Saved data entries
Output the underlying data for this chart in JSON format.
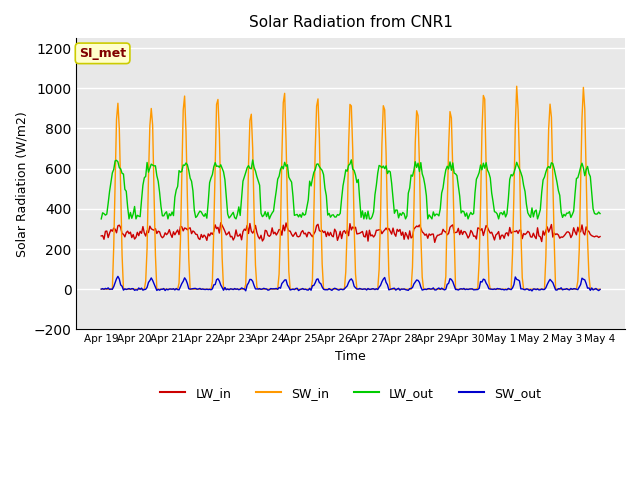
{
  "title": "Solar Radiation from CNR1",
  "xlabel": "Time",
  "ylabel": "Solar Radiation (W/m2)",
  "ylim": [
    -200,
    1250
  ],
  "yticks": [
    -200,
    0,
    200,
    400,
    600,
    800,
    1000,
    1200
  ],
  "background_color": "#ffffff",
  "plot_bg_color": "#e8e8e8",
  "grid_color": "#ffffff",
  "annotation_text": "SI_met",
  "annotation_bg": "#ffffcc",
  "annotation_border": "#cccc00",
  "annotation_text_color": "#800000",
  "colors": {
    "LW_in": "#cc0000",
    "SW_in": "#ff9900",
    "LW_out": "#00cc00",
    "SW_out": "#0000cc"
  },
  "legend_labels": [
    "LW_in",
    "SW_in",
    "LW_out",
    "SW_out"
  ],
  "num_days": 15,
  "x_tick_labels": [
    "Apr 19",
    "Apr 20",
    "Apr 21",
    "Apr 22",
    "Apr 23",
    "Apr 24",
    "Apr 25",
    "Apr 26",
    "Apr 27",
    "Apr 28",
    "Apr 29",
    "Apr 30",
    "May 1",
    "May 2",
    "May 3",
    "May 4"
  ]
}
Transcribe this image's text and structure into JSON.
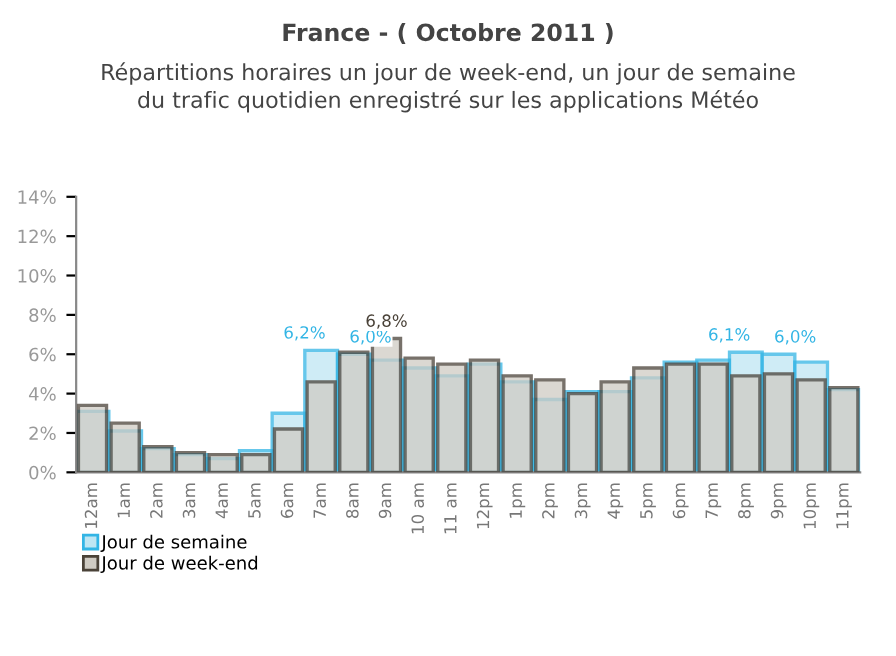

DIRECTION: In the material above, tally every line with the string "this" in it, then give that number alone.

RESULT OF THE EXERCISE: 2